Passage for review:
^^^^^^^^
The ‘bullwhip’ effect has claimed another victim: you. You overacted to imperfect information and delays in the supply chain. In turn, the wholesaler overacted as did the brewery because of the increasing and consistent orders. Not only are you left with a huge pile of beer to sell but the brewery rep has to inform his MD and production team that the massive order to produce is non-existent.
Your first instinct is to blame the communication channels and the people involved. You realize that better communication and investigation would have solved more. Next in line for a beating is the ‘system’. However, pondering long and hard enough in an active effort on your way home a few nights, you realize that you make up part of the system and although you don’t have full control, you do have an influence. The system it seems, is also not to blame. Who is to blame then?
Systems thinking as a formal field of study dates back to 1930 and has its roots in Ludwig von Bertalannfy, an Austrian born biologist. It is now widely used in practically all strategic learning programmes. In starting to understand the theory behind it, initial logic brings home the first principal: you have to remove yourself and think about the bigger picture. This many times implies that no action is taken yet, no reactionary measures are put in place and no irrational bias is considered. It is a very deliberate action to think about the parts in the system as well as the interaction of those parts.
^^^^^^^^
Data to examine:
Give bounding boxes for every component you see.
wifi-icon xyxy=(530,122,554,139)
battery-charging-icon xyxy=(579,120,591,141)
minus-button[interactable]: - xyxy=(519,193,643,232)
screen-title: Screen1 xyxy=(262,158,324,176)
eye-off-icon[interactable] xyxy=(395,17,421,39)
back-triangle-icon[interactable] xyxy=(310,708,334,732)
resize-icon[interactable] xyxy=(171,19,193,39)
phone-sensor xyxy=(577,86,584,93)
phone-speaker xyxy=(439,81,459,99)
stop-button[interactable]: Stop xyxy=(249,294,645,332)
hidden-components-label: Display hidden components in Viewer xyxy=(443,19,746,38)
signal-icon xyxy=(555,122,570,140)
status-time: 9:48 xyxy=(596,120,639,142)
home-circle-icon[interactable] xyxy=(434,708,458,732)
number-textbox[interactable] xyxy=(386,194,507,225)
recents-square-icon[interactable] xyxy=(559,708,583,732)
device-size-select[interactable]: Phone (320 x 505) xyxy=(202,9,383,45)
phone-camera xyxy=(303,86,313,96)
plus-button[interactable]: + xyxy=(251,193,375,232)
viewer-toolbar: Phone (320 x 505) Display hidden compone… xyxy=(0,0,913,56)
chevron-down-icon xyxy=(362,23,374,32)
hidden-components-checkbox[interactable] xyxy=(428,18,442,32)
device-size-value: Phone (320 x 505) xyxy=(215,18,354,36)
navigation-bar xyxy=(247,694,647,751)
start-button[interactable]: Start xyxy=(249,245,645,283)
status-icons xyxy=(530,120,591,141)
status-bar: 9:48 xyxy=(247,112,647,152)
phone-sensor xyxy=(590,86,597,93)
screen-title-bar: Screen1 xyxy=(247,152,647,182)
^^^^^^^^
Set of tasks:
1: Update the passage on the bullwhip effect by writing out the part that begins at the words "The ‘bullwhip’ effect" and stops after "produce is non-existent.", with "brewery" replaced by "distillery".
2: Translate this sentence from the passage on the bullwhip effect into Spanish: "Your first instinct is to blame the communication channels and the people involved."
3: Pick up the passage on the bullwhip effect after its final sentence and continue writing it.

Answers per task:
1:
The ‘bullwhip’ effect has claimed another victim: you. You overacted to imperfect information and delays in the supply chain. In turn, the wholesaler overacted as did the distillery because of the increasing and consistent orders. Not only are you left with a huge pile of beer to sell but the distillery rep has to inform his MD and production team that the massive order to produce is non-existent.

2: Tu primer instinto es culpar a los canales de comunicación y a las personas involucradas.

3:
The question for us really is, if we are all functioning within a system, how much of our ‘remedies’ at work is purely false? As it has its foundation in not trying to understand the system but merely reacting as things go wrong along the way. How many reports do we file a month that has at its core a case load of superfluous data because our systems comprise of actions and reactions?
We could do well to try and understand the bigger picture before we plan and implement. If the system allows it.